* [DATA TO PROCESS]
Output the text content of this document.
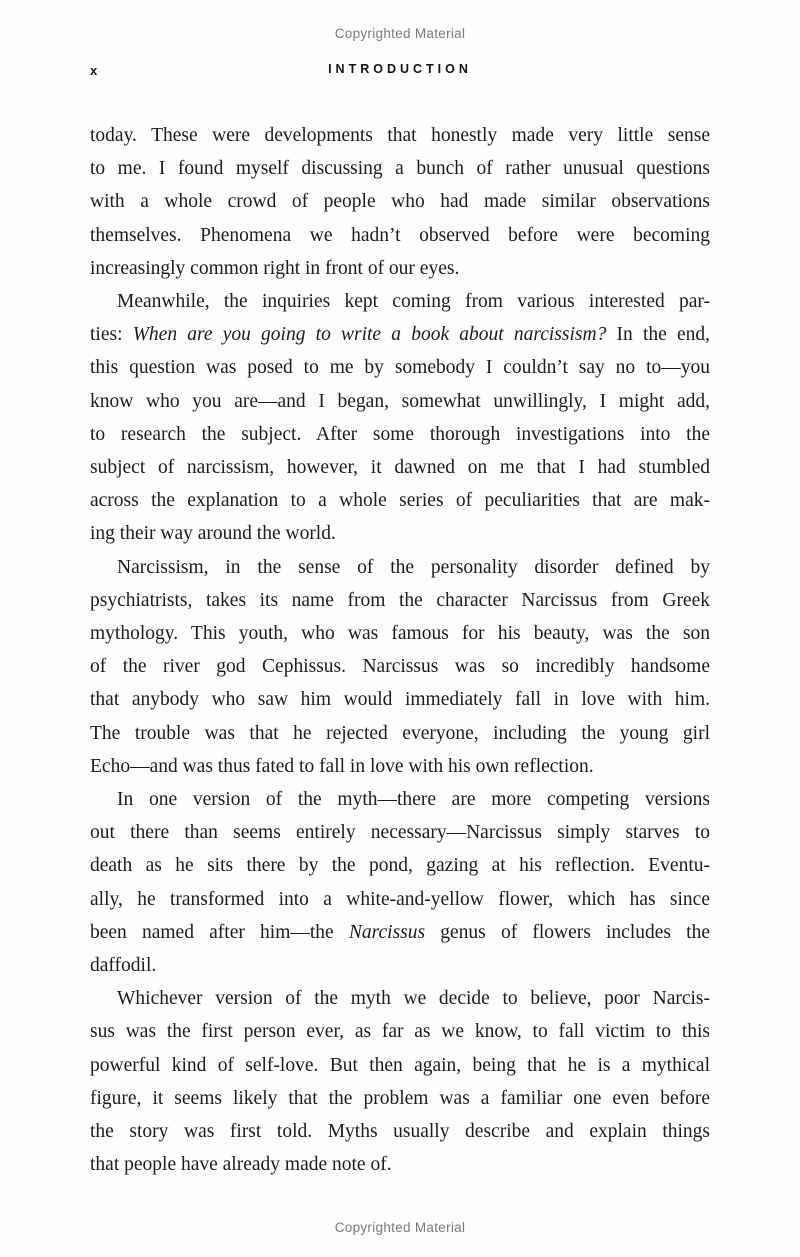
Copyrighted Material
x	INTRODUCTION
today. These were developments that honestly made very little sense
to me. I found myself discussing a bunch of rather unusual questions
with a whole crowd of people who had made similar observations
themselves. Phenomena we hadn’t observed before were becoming
increasingly common right in front of our eyes.
Meanwhile, the inquiries kept coming from various interested par-
ties: When are you going to write a book about narcissism? In the end,
this question was posed to me by somebody I couldn’t say no to—you
know who you are—and I began, somewhat unwillingly, I might add,
to research the subject. After some thorough investigations into the
subject of narcissism, however, it dawned on me that I had stumbled
across the explanation to a whole series of peculiarities that are mak-
ing their way around the world.
Narcissism, in the sense of the personality disorder defined by
psychiatrists, takes its name from the character Narcissus from Greek
mythology. This youth, who was famous for his beauty, was the son
of the river god Cephissus. Narcissus was so incredibly handsome
that anybody who saw him would immediately fall in love with him.
The trouble was that he rejected everyone, including the young girl
Echo—and was thus fated to fall in love with his own reflection.
In one version of the myth—there are more competing versions
out there than seems entirely necessary—Narcissus simply starves to
death as he sits there by the pond, gazing at his reflection. Eventu-
ally, he transformed into a white-and-yellow flower, which has since
been named after him—the Narcissus genus of flowers includes the
daffodil.
Whichever version of the myth we decide to believe, poor Narcis-
sus was the first person ever, as far as we know, to fall victim to this
powerful kind of self-love. But then again, being that he is a mythical
figure, it seems likely that the problem was a familiar one even before
the story was first told. Myths usually describe and explain things
that people have already made note of.
Copyrighted Material
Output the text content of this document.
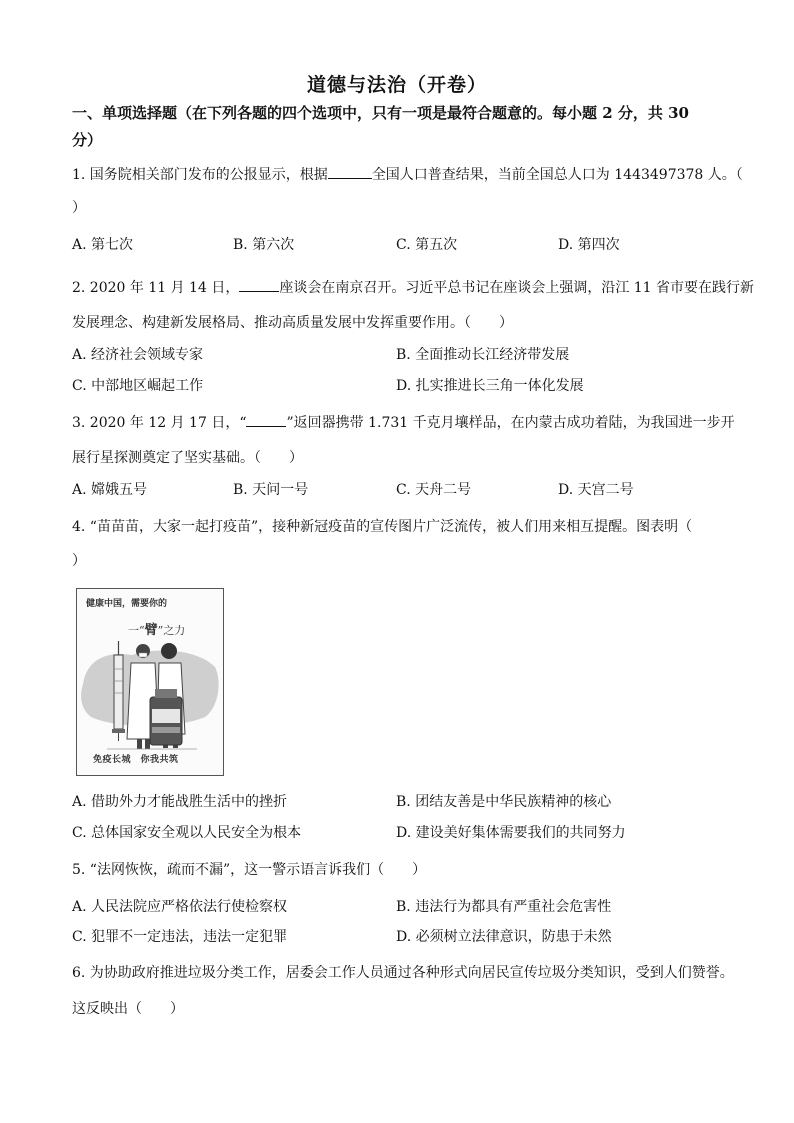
道德与法治（开卷）
一、单项选择题（在下列各题的四个选项中，只有一项是最符合题意的。每小题 2 分，共 30
分）
1. 国务院相关部门发布的公报显示，根据	全国人口普查结果，当前全国总人口为 1443497378 人。（
）
A. 第七次	B. 第六次	C. 第五次	D. 第四次
2. 2020 年 11 月 14 日，	座谈会在南京召开。习近平总书记在座谈会上强调，沿江 11 省市要在践行新
发展理念、构建新发展格局、推动高质量发展中发挥重要作用。（　　）
A. 经济社会领域专家	B. 全面推动长江经济带发展
C. 中部地区崛起工作	D. 扎实推进长三角一体化发展
3. 2020 年 12 月 17 日，“	”返回器携带 1.731 千克月壤样品，在内蒙古成功着陆，为我国进一步开
展行星探测奠定了坚实基础。（　　）
A. 嫦娥五号	B. 天问一号	C. 天舟二号	D. 天宫二号
4. “苗苗苗，大家一起打疫苗”，接种新冠疫苗的宣传图片广泛流传，被人们用来相互提醒。图表明（
）
健康中国，需要你的
一“臂”之力
免疫长城　你我共筑
A. 借助外力才能战胜生活中的挫折	B. 团结友善是中华民族精神的核心
C. 总体国家安全观以人民安全为根本	D. 建设美好集体需要我们的共同努力
5. “法网恢恢，疏而不漏”，这一警示语言诉我们（　　）
A. 人民法院应严格依法行使检察权	B. 违法行为都具有严重社会危害性
C. 犯罪不一定违法，违法一定犯罪	D. 必须树立法律意识，防患于未然
6. 为协助政府推进垃圾分类工作，居委会工作人员通过各种形式向居民宣传垃圾分类知识，受到人们赞誉。
这反映出（　　）
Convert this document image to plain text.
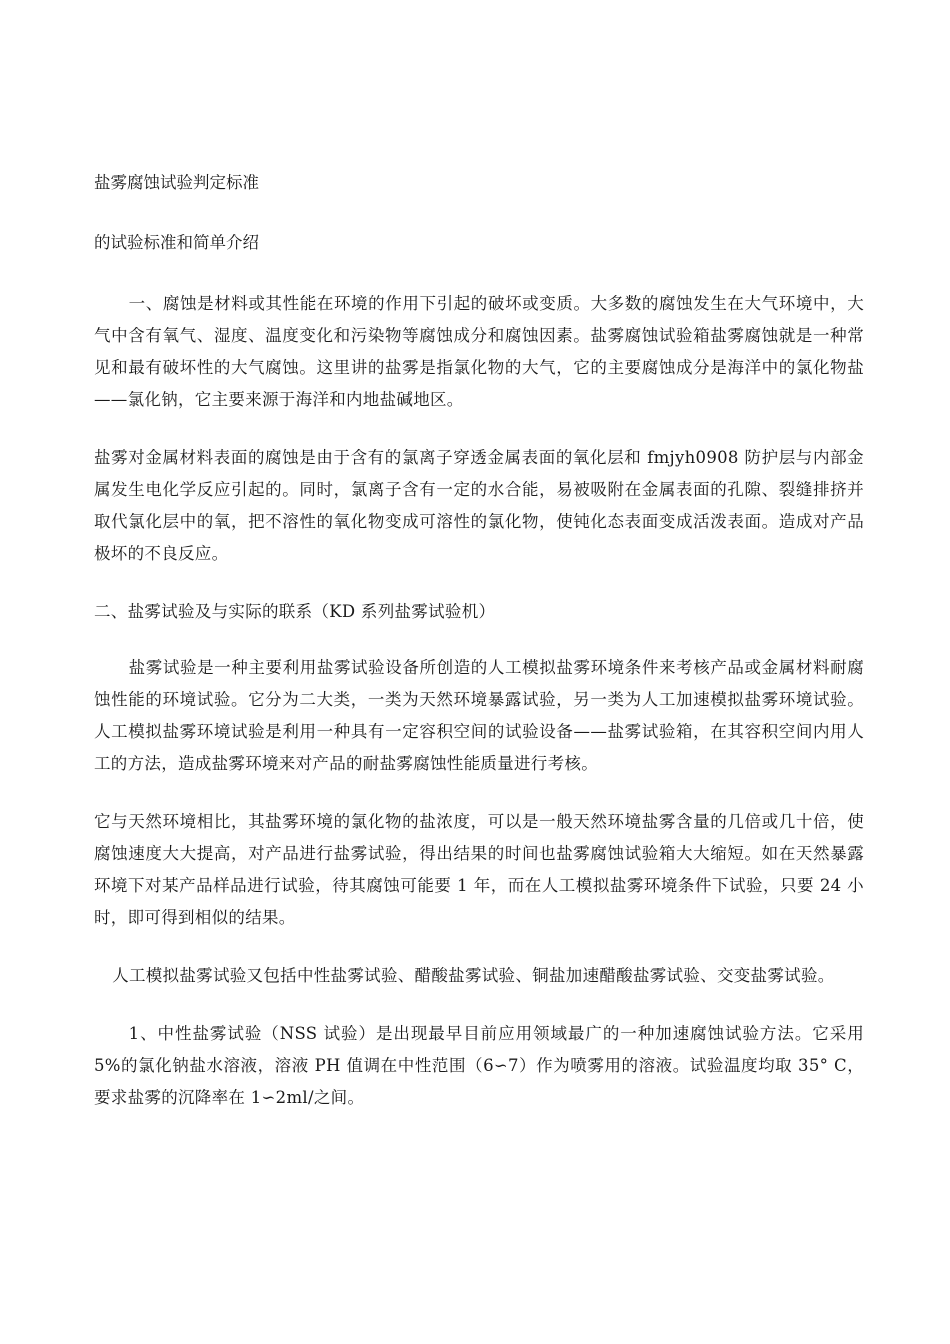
盐雾腐蚀试验判定标准
的试验标准和简单介绍

一、腐蚀是材料或其性能在环境的作用下引起的破坏或变质。大多数的腐蚀发生在大气环境中，大气中含有氧气、湿度、温度变化和污染物等腐蚀成分和腐蚀因素。盐雾腐蚀试验箱盐雾腐蚀就是一种常见和最有破坏性的大气腐蚀。这里讲的盐雾是指氯化物的大气，它的主要腐蚀成分是海洋中的氯化物盐——氯化钠，它主要来源于海洋和内地盐碱地区。

盐雾对金属材料表面的腐蚀是由于含有的氯离子穿透金属表面的氧化层和 fmjyh0908 防护层与内部金属发生电化学反应引起的。同时，氯离子含有一定的水合能，易被吸附在金属表面的孔隙、裂缝排挤并取代氯化层中的氧，把不溶性的氧化物变成可溶性的氯化物，使钝化态表面变成活泼表面。造成对产品极坏的不良反应。

二、盐雾试验及与实际的联系（KD 系列盐雾试验机）

盐雾试验是一种主要利用盐雾试验设备所创造的人工模拟盐雾环境条件来考核产品或金属材料耐腐蚀性能的环境试验。它分为二大类，一类为天然环境暴露试验，另一类为人工加速模拟盐雾环境试验。人工模拟盐雾环境试验是利用一种具有一定容积空间的试验设备——盐雾试验箱，在其容积空间内用人工的方法，造成盐雾环境来对产品的耐盐雾腐蚀性能质量进行考核。

它与天然环境相比，其盐雾环境的氯化物的盐浓度，可以是一般天然环境盐雾含量的几倍或几十倍，使腐蚀速度大大提高，对产品进行盐雾试验，得出结果的时间也盐雾腐蚀试验箱大大缩短。如在天然暴露环境下对某产品样品进行试验，待其腐蚀可能要 1 年，而在人工模拟盐雾环境条件下试验，只要 24 小时，即可得到相似的结果。

人工模拟盐雾试验又包括中性盐雾试验、醋酸盐雾试验、铜盐加速醋酸盐雾试验、交变盐雾试验。

1、中性盐雾试验（NSS 试验）是出现最早目前应用领域最广的一种加速腐蚀试验方法。它采用 5%的氯化钠盐水溶液，溶液 PH 值调在中性范围（6∽7）作为喷雾用的溶液。试验温度均取 35° C，要求盐雾的沉降率在 1∽2ml/之间。
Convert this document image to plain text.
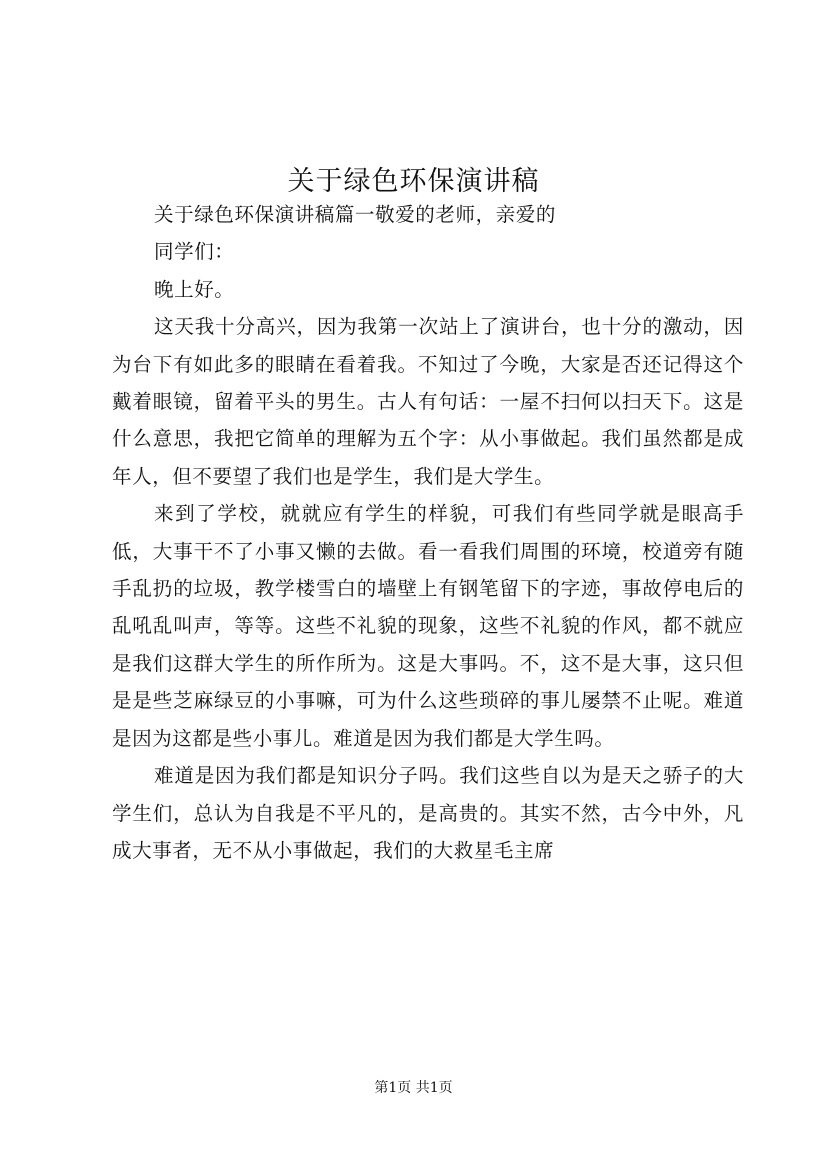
关于绿色环保演讲稿

关于绿色环保演讲稿篇一敬爱的老师，亲爱的

同学们：

晚上好。

这天我十分高兴，因为我第一次站上了演讲台，也十分的激动，因为台下有如此多的眼睛在看着我。不知过了今晚，大家是否还记得这个戴着眼镜，留着平头的男生。古人有句话：一屋不扫何以扫天下。这是什么意思，我把它简单的理解为五个字：从小事做起。我们虽然都是成年人，但不要望了我们也是学生，我们是大学生。

来到了学校，就就应有学生的样貌，可我们有些同学就是眼高手低，大事干不了小事又懒的去做。看一看我们周围的环境，校道旁有随手乱扔的垃圾，教学楼雪白的墙壁上有钢笔留下的字迹，事故停电后的乱吼乱叫声，等等。这些不礼貌的现象，这些不礼貌的作风，都不就应是我们这群大学生的所作所为。这是大事吗。不，这不是大事，这只但是是些芝麻绿豆的小事嘛，可为什么这些琐碎的事儿屡禁不止呢。难道是因为这都是些小事儿。难道是因为我们都是大学生吗。

难道是因为我们都是知识分子吗。我们这些自以为是天之骄子的大学生们，总认为自我是不平凡的，是高贵的。其实不然，古今中外，凡成大事者，无不从小事做起，我们的大救星毛主席

第1页 共1页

* [EXERCISE] Scan the records for the string "fall". Copy each line in which it appears.

* [FINISHED EXERCISE]
that anybody who saw him would immediately fall in love with him.
Echo—and was thus fated to fall in love with his own reflection.
sus was the first person ever, as far as we know, to fall victim to this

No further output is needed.